— WORK TO BE COMPLETED —
From the Apple Watch article below, output the passage between "Back to the" and "iPhone remote control.", inclusive, word for word.

— DOCUMENT EXTRACT —
┌──
Home > NewsRelease > Don't Call it an iWatch by Dave Nelsen
Don't Call it an iWatch by Dave Nelsen
Mikki Williams. CSP, CPAE Mikki Williams. CSP, CPAE
For Immediate Release:
Dateline: Chicago, IL
Friday, June 12, 2015

I ordered my Apple Watch on the first day one could: April 10, 2015. Unfortunately, I didn't rise in
the middle of the night to do so at the earliest possible hour. So I had to endure an interminable 4 - 6 week wait. The watch finally arrived on Friday, May 15. In case you're curious, I got the larger (42 mm) version with a stainless steel case and black leather magnetic closure band. It runs $699 but throw in AppleCare and taxes and you're well north of $800.
My first impression was that it was beautiful and much easier to set up than I'd expected. Maybe you read the article by the New York Times reporter who claimed that it took him four full days to start to get the hang of it. That's probably because he tried to test virtually every major function and app ASAP. That's not how the rest of us will get started. It's easy and intuitive if you go one function at a time.
The main thing I like about the watch is that it's always with me, even when my phone isn't. That first day I was doing an online registration for one of my vehicles and needed the current mileage from my car's odometer. I left my iPhone sitting on my desk and walked out to the garage. Of course, that's when an important call came in (doesn't it always). Normally, I would have missed it and a game of voicemail tag would have continued. But not this time. I was still within Bluetooth range of my iPhone (reportedly up to 300 feet) and my wrist started ringing. Magic.
Which reminds me about a few things that you need to know. First, the Apple Watch also includes WiFi which can greatly extend the range. But that emphasizes a key point. The vast majority of Apple Watch functions rely on the iPhone. You can't even set it up without first pairing. So if you own a Samsung Android smartphone, you'll have to get the Samsung Gear 2 smartwatch instead. I hear that it's pretty cool too.
Back to the Apple Watch and my favorite features so far. That's always the second question I get from someone seeing it for the first time (the first being "Can I see it?"). Mostly, it comes down to using it as an iPhone remote control.
For example, two weeks ago I was riding in a shuttle from Monte Verdi to Montezuma in Costa Rica while listening to Jimmy Buffett songs in shuffle mode (I just had to work that in). FYI, I have exactly 50 Buffett albums containing 589 songs, albeit with lots of duplicates. The iPhone was in my pocket. Whenever a repeat came on, no problem. Just use the Apple Watch to skip to the next one. What album was that song from? Just check the song name and album title on the Apple Watch. Need to change the audio volume ... You get the idea.
When I run I use the Nike+ app. In the past I had to hold the phone in my hand in order to see my stats in progress (or depend on the more limited audio readouts). Now I can put the phone in my armband and glance at the watch instead. AND I can see my heart rate too, although not in the same app. For whatever reason (likely privacy), Apple does not allow third-party apps like Nike+ to access health data.
Flying from Pittsburgh to Denver a week ago I used a boarding pass on my Apple Watch. And in Denver I paid for my venti Americano at Starbucks using it instead of the iPhone (or even the more primitive credit card which can too easily be hacked). Pretty much anything in your Passbook app can be used on your Apple Watch.
Still, the Apple Watch doesn't have all the desired apps yet. Most notably it doesn't yet track your sleep and doesn't include my favorite social GPS app, Waze. That said, I'm very optimistic about the future of Apple Watch. If you haven't tried one yet, get down to your closest Apple Store. Tell them that Dave sent you.
└──
— SUPPLIED ENTRIES —
┌──
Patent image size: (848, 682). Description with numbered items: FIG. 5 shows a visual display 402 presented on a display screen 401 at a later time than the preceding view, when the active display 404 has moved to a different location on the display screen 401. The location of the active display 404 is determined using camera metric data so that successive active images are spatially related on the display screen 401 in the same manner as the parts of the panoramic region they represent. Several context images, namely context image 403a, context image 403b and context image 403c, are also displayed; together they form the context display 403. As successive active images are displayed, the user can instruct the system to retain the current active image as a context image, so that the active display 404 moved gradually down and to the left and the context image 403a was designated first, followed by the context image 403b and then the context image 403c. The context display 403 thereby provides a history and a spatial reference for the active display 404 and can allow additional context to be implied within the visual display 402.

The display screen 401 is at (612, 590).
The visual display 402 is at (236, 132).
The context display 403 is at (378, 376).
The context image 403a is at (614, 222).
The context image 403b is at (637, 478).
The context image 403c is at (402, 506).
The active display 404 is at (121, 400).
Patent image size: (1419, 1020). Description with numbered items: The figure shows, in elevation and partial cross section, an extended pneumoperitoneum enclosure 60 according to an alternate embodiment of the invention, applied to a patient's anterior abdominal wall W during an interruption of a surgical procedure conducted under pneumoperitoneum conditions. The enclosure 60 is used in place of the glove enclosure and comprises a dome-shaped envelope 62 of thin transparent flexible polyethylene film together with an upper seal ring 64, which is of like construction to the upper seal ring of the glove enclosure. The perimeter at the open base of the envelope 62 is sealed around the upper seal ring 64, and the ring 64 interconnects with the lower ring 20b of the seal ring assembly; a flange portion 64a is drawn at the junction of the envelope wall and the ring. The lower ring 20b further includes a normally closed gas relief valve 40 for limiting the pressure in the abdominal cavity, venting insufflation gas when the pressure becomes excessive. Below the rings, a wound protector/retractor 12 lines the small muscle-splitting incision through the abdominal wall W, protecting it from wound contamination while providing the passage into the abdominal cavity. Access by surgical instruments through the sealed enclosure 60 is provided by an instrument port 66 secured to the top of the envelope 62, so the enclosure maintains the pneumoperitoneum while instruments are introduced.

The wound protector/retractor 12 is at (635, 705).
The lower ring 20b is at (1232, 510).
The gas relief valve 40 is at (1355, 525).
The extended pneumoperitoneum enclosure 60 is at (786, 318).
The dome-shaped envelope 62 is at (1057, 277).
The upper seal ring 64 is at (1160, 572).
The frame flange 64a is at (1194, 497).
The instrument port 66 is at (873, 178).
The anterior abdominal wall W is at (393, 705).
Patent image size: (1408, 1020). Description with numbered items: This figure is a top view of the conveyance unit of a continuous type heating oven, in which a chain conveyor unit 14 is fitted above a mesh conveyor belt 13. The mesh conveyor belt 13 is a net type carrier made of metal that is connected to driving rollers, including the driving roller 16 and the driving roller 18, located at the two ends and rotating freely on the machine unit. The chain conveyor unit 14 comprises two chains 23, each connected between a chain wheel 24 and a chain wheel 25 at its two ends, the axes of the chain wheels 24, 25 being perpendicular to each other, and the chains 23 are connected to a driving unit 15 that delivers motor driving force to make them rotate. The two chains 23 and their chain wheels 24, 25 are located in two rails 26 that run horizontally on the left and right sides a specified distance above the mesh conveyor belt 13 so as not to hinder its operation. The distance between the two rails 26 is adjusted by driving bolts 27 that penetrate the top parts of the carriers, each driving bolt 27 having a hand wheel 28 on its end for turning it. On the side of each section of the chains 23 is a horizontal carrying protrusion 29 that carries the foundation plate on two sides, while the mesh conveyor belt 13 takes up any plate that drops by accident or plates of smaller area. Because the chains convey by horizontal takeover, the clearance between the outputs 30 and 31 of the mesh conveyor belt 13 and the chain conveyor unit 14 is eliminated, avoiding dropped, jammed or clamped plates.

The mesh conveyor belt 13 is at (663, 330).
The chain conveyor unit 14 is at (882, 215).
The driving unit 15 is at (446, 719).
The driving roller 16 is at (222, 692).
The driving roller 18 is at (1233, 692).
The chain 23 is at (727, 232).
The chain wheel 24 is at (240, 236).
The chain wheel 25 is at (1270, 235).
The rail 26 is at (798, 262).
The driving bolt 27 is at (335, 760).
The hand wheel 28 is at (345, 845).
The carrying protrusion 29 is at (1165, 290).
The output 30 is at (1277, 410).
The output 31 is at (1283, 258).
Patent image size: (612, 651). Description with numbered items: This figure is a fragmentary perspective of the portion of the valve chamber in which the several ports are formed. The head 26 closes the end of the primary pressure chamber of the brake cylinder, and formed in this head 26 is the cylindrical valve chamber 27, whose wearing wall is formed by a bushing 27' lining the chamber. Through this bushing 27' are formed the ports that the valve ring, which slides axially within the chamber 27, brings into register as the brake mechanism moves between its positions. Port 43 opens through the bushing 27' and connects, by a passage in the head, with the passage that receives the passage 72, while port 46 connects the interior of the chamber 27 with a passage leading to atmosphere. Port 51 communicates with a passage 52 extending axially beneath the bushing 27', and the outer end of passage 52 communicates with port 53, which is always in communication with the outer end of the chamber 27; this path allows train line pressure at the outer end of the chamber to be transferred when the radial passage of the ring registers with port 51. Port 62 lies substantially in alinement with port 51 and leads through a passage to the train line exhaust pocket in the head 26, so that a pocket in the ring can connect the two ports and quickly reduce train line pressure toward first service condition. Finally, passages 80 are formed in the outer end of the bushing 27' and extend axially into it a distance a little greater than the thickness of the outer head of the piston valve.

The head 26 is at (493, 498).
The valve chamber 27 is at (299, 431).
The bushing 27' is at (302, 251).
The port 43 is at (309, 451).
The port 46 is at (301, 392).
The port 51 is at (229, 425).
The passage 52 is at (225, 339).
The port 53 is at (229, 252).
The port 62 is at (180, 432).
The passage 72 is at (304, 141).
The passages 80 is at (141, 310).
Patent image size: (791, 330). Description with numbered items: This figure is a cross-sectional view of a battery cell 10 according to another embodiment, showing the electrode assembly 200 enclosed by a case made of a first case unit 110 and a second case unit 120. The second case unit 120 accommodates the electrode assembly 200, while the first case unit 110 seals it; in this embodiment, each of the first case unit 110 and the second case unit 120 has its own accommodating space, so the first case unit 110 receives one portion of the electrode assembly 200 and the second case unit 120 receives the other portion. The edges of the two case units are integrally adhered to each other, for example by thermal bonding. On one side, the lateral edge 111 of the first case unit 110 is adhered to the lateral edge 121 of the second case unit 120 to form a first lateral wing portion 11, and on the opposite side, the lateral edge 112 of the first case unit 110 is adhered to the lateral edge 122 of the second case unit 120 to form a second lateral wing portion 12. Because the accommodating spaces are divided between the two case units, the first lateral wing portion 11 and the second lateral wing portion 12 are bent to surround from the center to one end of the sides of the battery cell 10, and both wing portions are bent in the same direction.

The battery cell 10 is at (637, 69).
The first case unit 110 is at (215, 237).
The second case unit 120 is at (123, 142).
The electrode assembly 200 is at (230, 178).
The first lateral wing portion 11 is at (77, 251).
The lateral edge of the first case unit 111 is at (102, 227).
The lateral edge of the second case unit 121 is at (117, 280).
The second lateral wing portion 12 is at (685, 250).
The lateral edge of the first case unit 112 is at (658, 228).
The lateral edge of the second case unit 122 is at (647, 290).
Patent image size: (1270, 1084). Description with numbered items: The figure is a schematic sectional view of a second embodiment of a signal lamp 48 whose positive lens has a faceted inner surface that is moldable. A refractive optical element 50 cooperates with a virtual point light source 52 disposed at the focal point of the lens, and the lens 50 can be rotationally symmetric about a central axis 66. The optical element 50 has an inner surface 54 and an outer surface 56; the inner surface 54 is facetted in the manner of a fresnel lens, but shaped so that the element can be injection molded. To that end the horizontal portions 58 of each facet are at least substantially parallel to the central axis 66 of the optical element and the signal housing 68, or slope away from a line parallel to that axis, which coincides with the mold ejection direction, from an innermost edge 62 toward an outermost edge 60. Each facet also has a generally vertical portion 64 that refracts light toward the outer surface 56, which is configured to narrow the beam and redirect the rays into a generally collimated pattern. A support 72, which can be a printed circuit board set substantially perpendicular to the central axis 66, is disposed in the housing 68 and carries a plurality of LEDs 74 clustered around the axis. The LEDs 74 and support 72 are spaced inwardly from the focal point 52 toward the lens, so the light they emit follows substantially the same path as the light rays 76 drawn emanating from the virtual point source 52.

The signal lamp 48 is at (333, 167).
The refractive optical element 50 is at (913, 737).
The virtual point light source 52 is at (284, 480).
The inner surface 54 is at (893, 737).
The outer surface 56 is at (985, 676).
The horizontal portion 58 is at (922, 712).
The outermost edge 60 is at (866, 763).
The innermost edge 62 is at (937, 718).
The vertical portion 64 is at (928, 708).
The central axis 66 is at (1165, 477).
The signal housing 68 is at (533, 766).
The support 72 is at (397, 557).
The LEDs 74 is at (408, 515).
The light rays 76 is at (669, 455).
└──
— OUTPUT OF THE EXERCISE —
Back to the Apple Watch and my favorite features so far. That's always the second question I get from someone seeing it for the first time (the first being "Can I see it?"). Mostly, it comes down to using it as an iPhone remote control.